#### Provided records
Begin

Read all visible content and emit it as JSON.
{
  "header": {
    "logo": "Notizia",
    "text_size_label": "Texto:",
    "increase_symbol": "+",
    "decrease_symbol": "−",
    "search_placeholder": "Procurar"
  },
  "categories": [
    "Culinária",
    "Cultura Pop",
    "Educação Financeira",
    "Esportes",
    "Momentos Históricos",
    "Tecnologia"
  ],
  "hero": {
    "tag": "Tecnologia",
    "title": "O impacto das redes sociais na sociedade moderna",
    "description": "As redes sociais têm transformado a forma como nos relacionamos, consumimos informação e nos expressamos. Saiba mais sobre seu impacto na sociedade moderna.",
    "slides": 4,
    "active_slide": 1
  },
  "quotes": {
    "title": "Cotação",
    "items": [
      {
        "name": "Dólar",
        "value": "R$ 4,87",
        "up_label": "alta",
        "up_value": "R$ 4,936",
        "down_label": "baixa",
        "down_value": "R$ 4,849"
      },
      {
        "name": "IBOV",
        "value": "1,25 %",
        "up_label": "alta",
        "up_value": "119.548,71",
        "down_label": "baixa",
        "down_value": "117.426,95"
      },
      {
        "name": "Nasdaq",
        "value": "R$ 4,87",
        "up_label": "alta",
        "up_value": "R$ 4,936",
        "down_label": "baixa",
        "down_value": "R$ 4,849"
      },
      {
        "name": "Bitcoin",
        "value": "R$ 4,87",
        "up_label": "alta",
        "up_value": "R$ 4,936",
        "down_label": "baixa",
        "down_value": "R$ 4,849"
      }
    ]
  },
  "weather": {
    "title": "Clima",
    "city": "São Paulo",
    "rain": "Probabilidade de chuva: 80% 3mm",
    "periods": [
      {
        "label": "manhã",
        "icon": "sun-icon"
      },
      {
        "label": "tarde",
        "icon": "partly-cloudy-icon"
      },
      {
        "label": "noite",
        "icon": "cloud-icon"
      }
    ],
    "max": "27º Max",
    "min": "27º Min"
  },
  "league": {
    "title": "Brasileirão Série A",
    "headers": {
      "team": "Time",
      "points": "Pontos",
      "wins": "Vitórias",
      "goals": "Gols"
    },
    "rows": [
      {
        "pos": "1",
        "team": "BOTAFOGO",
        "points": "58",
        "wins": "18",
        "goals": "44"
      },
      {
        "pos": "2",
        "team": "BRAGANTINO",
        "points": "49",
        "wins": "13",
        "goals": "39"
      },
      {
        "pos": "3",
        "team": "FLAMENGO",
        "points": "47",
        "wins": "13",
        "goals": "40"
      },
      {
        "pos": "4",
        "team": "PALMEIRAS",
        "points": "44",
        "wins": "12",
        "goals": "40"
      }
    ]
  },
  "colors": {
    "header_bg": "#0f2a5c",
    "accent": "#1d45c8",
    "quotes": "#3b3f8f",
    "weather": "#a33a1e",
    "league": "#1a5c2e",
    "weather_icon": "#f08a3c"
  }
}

End

#### Prompt
Write out every entry word for word.

#### Output of the task
Read all visible content and emit it as JSON.
{
  "header": {
    "logo": "Notizia",
    "text_size_label": "Texto:",
    "increase_symbol": "+",
    "decrease_symbol": "−",
    "search_placeholder": "Procurar"
  },
  "categories": [
    "Culinária",
    "Cultura Pop",
    "Educação Financeira",
    "Esportes",
    "Momentos Históricos",
    "Tecnologia"
  ],
  "hero": {
    "tag": "Tecnologia",
    "title": "O impacto das redes sociais na sociedade moderna",
    "description": "As redes sociais têm transformado a forma como nos relacionamos, consumimos informação e nos expressamos. Saiba mais sobre seu impacto na sociedade moderna.",
    "slides": 4,
    "active_slide": 1
  },
  "quotes": {
    "title": "Cotação",
    "items": [
      {
        "name": "Dólar",
        "value": "R$ 4,87",
        "up_label": "alta",
        "up_value": "R$ 4,936",
        "down_label": "baixa",
        "down_value": "R$ 4,849"
      },
      {
        "name": "IBOV",
        "value": "1,25 %",
        "up_label": "alta",
        "up_value": "119.548,71",
        "down_label": "baixa",
        "down_value": "117.426,95"
      },
      {
        "name": "Nasdaq",
        "value": "R$ 4,87",
        "up_label": "alta",
        "up_value": "R$ 4,936",
        "down_label": "baixa",
        "down_value": "R$ 4,849"
      },
      {
        "name": "Bitcoin",
        "value": "R$ 4,87",
        "up_label": "alta",
        "up_value": "R$ 4,936",
        "down_label": "baixa",
        "down_value": "R$ 4,849"
      }
    ]
  },
  "weather": {
    "title": "Clima",
    "city": "São Paulo",
    "rain": "Probabilidade de chuva: 80% 3mm",
    "periods": [
      {
        "label": "manhã",
        "icon": "sun-icon"
      },
      {
        "label": "tarde",
        "icon": "partly-cloudy-icon"
      },
      {
        "label": "noite",
        "icon": "cloud-icon"
      }
    ],
    "max": "27º Max",
    "min": "27º Min"
  },
  "league": {
    "title": "Brasileirão Série A",
    "headers": {
      "team": "Time",
      "points": "Pontos",
      "wins": "Vitórias",
      "goals": "Gols"
    },
    "rows": [
      {
        "pos": "1",
        "team": "BOTAFOGO",
        "points": "58",
        "wins": "18",
        "goals": "44"
      },
      {
        "pos": "2",
        "team": "BRAGANTINO",
        "points": "49",
        "wins": "13",
        "goals": "39"
      },
      {
        "pos": "3",
        "team": "FLAMENGO",
        "points": "47",
        "wins": "13",
        "goals": "40"
      },
      {
        "pos": "4",
        "team": "PALMEIRAS",
        "points": "44",
        "wins": "12",
        "goals": "40"
      }
    ]
  },
  "colors": {
    "header_bg": "#0f2a5c",
    "accent": "#1d45c8",
    "quotes": "#3b3f8f",
    "weather": "#a33a1e",
    "league": "#1a5c2e",
    "weather_icon": "#f08a3c"
  }
}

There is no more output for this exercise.